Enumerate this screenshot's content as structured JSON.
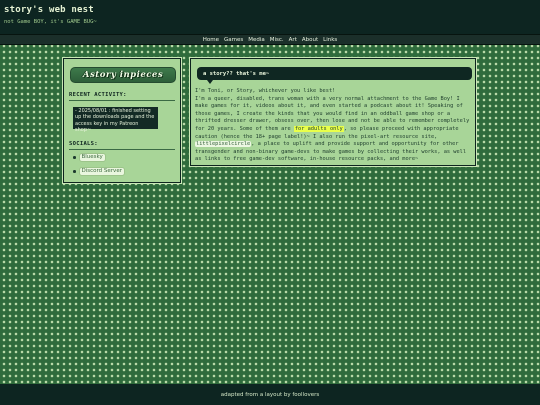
{
  "header": {
    "title": "story's web nest",
    "tagline": "not Game BOY, it's GAME BUG~"
  },
  "nav": {
    "items": [
      "Home",
      "Games",
      "Media",
      "Misc.",
      "Art",
      "About",
      "Links"
    ]
  },
  "sidebar": {
    "logo_text": "Astory inpieces",
    "recent_heading": "RECENT ACTIVITY:",
    "activity_text": "- 2025/08/01 : finished setting up the downloads page and the access key in my Patreon shop~",
    "socials_heading": "SOCIALS:",
    "socials": [
      "Bluesky",
      "Discord Server"
    ]
  },
  "main": {
    "bubble_title": "a story?? that's me~",
    "line1": "I'm Toni, or Story, whichever you like best!",
    "para_before": "I'm a queer, disabled, trans woman with a very normal attachment to the Game Boy! I make games for it, videos about it, and even started a podcast about it! Speaking of those games, I create the kinds that you would find in an oddball game shop or a thrifted dresser drawer, obsess over, then lose and not be able to remember completely for 20 years. Some of them are ",
    "highlight": "for adults only",
    "para_middle": ", so please proceed with appropriate caution (hence the 18+ page label!)~ I also run the pixel-art resource site, ",
    "chip": "littlepixelcircle",
    "para_after": ", a place to uplift and provide support and opportunity for other transgender and non-binary game-devs to make games by collecting their works, as well as links to free game-dev software, in-house resource packs, and more~"
  },
  "footer": {
    "text": "adapted from a layout by foollovers"
  },
  "colors": {
    "background": "#2f6b3c",
    "dots": "#b9d9a8",
    "header": "#0d2521",
    "panel": "#a8d598",
    "highlight": "#e9ff4a"
  }
}
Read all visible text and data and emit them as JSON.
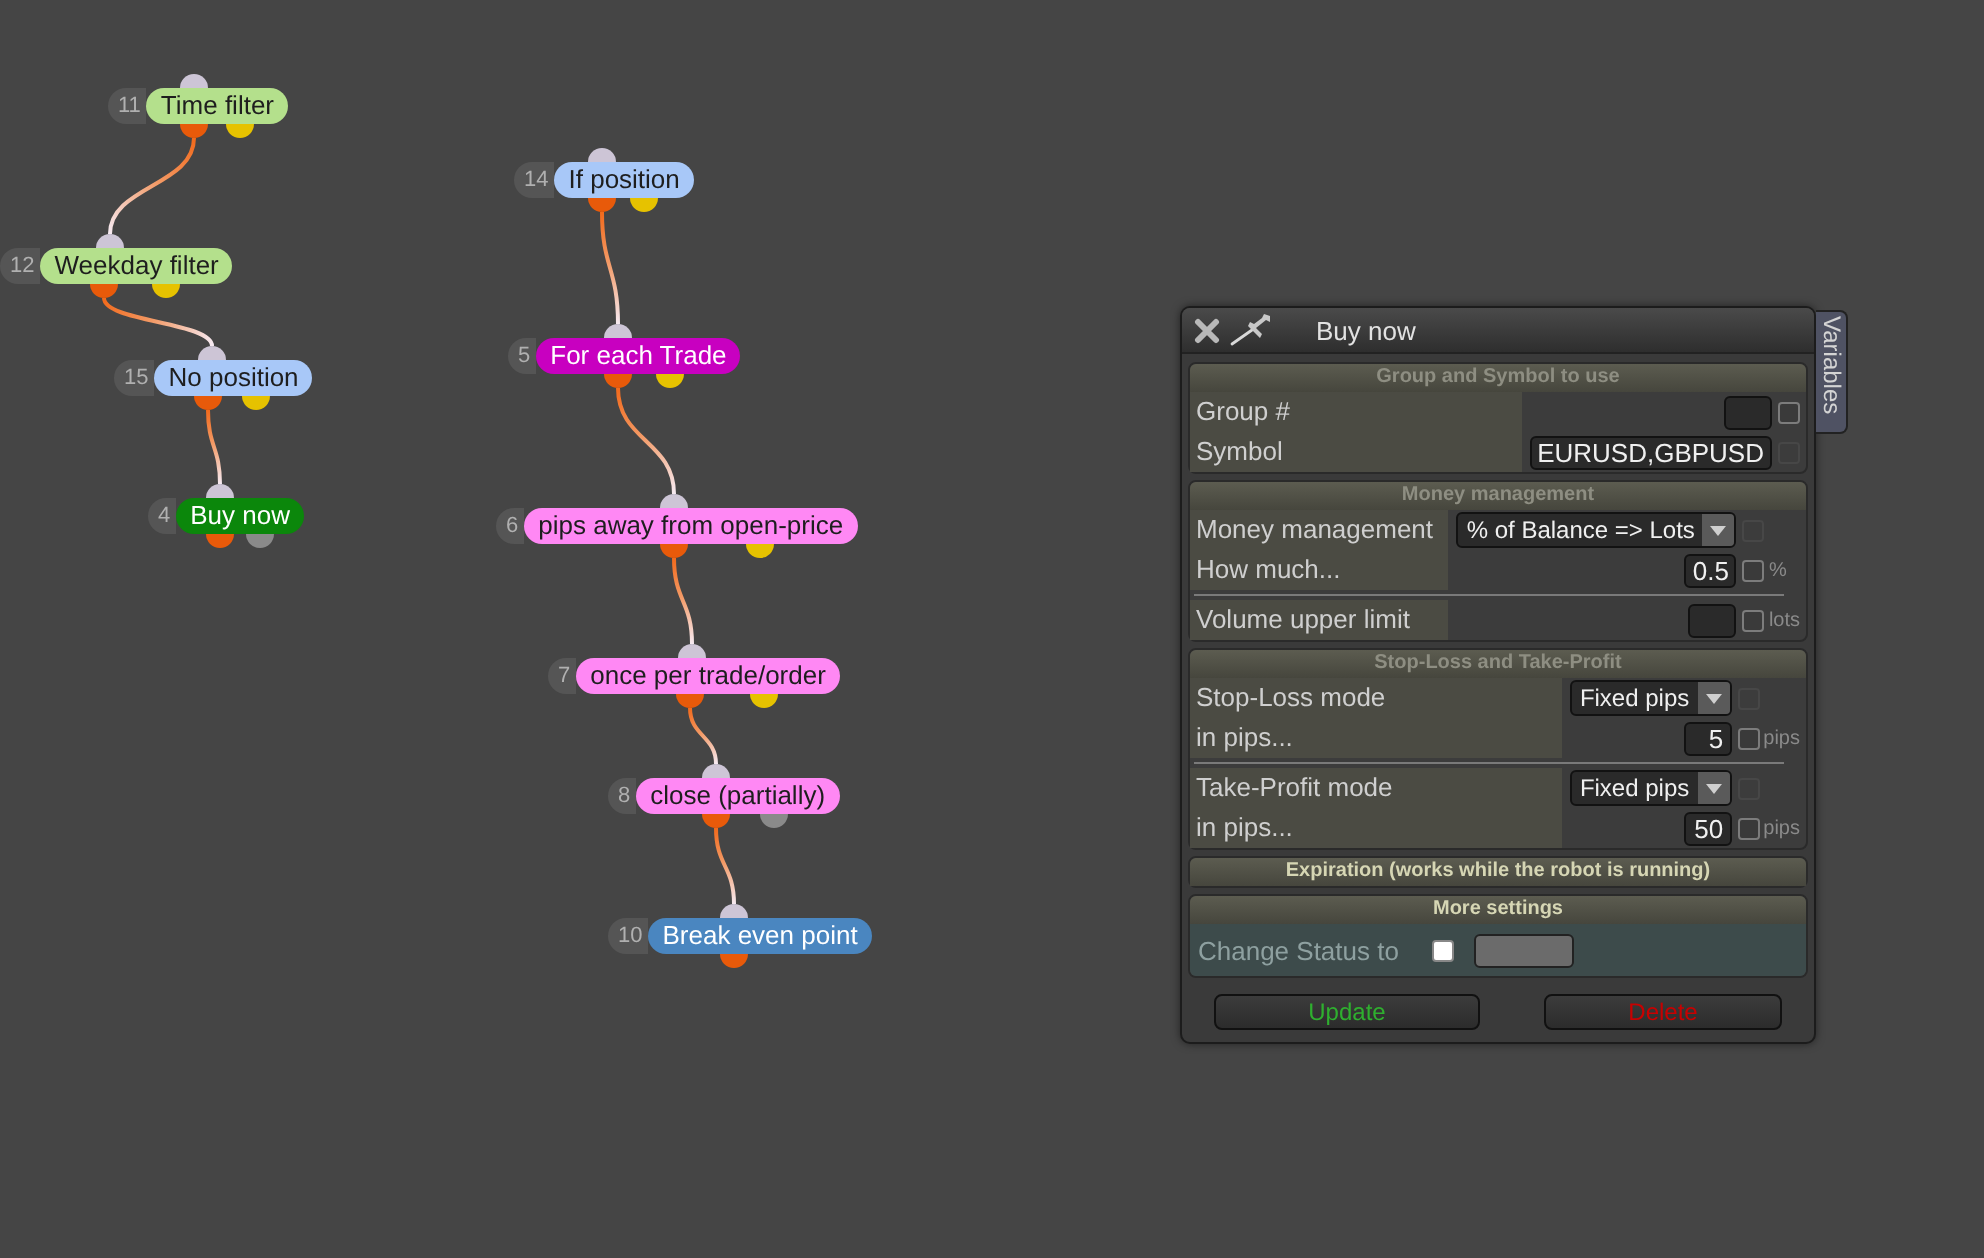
{
  "canvas": {
    "flows": [
      {
        "nodes": [
          {
            "number": "11",
            "label": "Time filter",
            "color": "#b4e08c",
            "outputs": [
              {
                "color": "#e85a0a"
              },
              {
                "color": "#e6c200"
              }
            ]
          },
          {
            "number": "12",
            "label": "Weekday filter",
            "color": "#b4e08c",
            "outputs": [
              {
                "color": "#e85a0a"
              },
              {
                "color": "#e6c200"
              }
            ]
          },
          {
            "number": "15",
            "label": "No position",
            "color": "#a8c8f8",
            "outputs": [
              {
                "color": "#e85a0a"
              },
              {
                "color": "#e6c200"
              }
            ]
          },
          {
            "number": "4",
            "label": "Buy now",
            "color": "#0b870b",
            "outputs": [
              {
                "color": "#e85a0a"
              },
              {
                "color": "#8a8a8a"
              }
            ]
          }
        ]
      },
      {
        "nodes": [
          {
            "number": "14",
            "label": "If position",
            "color": "#a8c8f8",
            "outputs": [
              {
                "color": "#e85a0a"
              },
              {
                "color": "#e6c200"
              }
            ]
          },
          {
            "number": "5",
            "label": "For each Trade",
            "color": "#c800c0",
            "outputs": [
              {
                "color": "#e85a0a"
              },
              {
                "color": "#e6c200"
              }
            ]
          },
          {
            "number": "6",
            "label": "pips away from open-price",
            "color": "#ff88f4",
            "outputs": [
              {
                "color": "#e85a0a"
              },
              {
                "color": "#e6c200"
              }
            ]
          },
          {
            "number": "7",
            "label": "once per trade/order",
            "color": "#ff88f4",
            "outputs": [
              {
                "color": "#e85a0a"
              },
              {
                "color": "#e6c200"
              }
            ]
          },
          {
            "number": "8",
            "label": "close (partially)",
            "color": "#ff88f4",
            "outputs": [
              {
                "color": "#e85a0a"
              },
              {
                "color": "#8a8a8a"
              }
            ]
          },
          {
            "number": "10",
            "label": "Break even point",
            "color": "#4a86c0",
            "outputs": [
              {
                "color": "#e85a0a"
              }
            ]
          }
        ]
      }
    ]
  },
  "panel": {
    "title": "Buy now",
    "side_tab": "Variables",
    "sections": [
      {
        "title": "Group and Symbol to use",
        "dimmed": true,
        "groups": [
          {
            "rows": [
              {
                "kind": "text",
                "label": "Group #",
                "checkbox": {
                  "checked": false,
                  "disabled": false
                }
              },
              {
                "kind": "text",
                "label": "Symbol",
                "value": "EURUSD,GBPUSD",
                "checkbox": {
                  "checked": false,
                  "disabled": true
                }
              }
            ]
          }
        ]
      },
      {
        "title": "Money management",
        "dimmed": true,
        "groups": [
          {
            "rows": [
              {
                "kind": "select",
                "label": "Money management",
                "value": "% of Balance => Lots",
                "checkbox": {
                  "checked": false,
                  "disabled": true
                }
              },
              {
                "kind": "text",
                "label": "How much...",
                "value": "0.5",
                "checkbox": {
                  "checked": false,
                  "disabled": false
                },
                "unit": "%"
              }
            ]
          },
          {
            "rows": [
              {
                "kind": "text",
                "label": "Volume upper limit",
                "checkbox": {
                  "checked": false,
                  "disabled": false
                },
                "unit": "lots"
              }
            ]
          }
        ]
      },
      {
        "title": "Stop-Loss and Take-Profit",
        "dimmed": true,
        "groups": [
          {
            "rows": [
              {
                "kind": "select",
                "label": "Stop-Loss mode",
                "value": "Fixed pips",
                "checkbox": {
                  "checked": false,
                  "disabled": true
                }
              },
              {
                "kind": "text",
                "label": "in pips...",
                "value": "5",
                "checkbox": {
                  "checked": false,
                  "disabled": false
                },
                "unit": "pips"
              }
            ]
          },
          {
            "rows": [
              {
                "kind": "select",
                "label": "Take-Profit mode",
                "value": "Fixed pips",
                "checkbox": {
                  "checked": false,
                  "disabled": true
                }
              },
              {
                "kind": "text",
                "label": "in pips...",
                "value": "50",
                "checkbox": {
                  "checked": false,
                  "disabled": false
                },
                "unit": "pips"
              }
            ]
          }
        ]
      },
      {
        "title": "Expiration (works while the robot is running)",
        "dimmed": false
      },
      {
        "title": "More settings",
        "dimmed": false,
        "groups": [
          {
            "rows": [
              {
                "kind": "status",
                "label": "Change Status to",
                "checkbox": {
                  "checked": false
                }
              }
            ]
          }
        ]
      }
    ],
    "buttons": [
      {
        "label": "Update",
        "kind": "positive"
      },
      {
        "label": "Delete",
        "kind": "negative"
      }
    ]
  }
}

Goal: The lines to collect are those holding the string "position"; copy them all.

Task response:
            "label": "No position",
            "label": "If position",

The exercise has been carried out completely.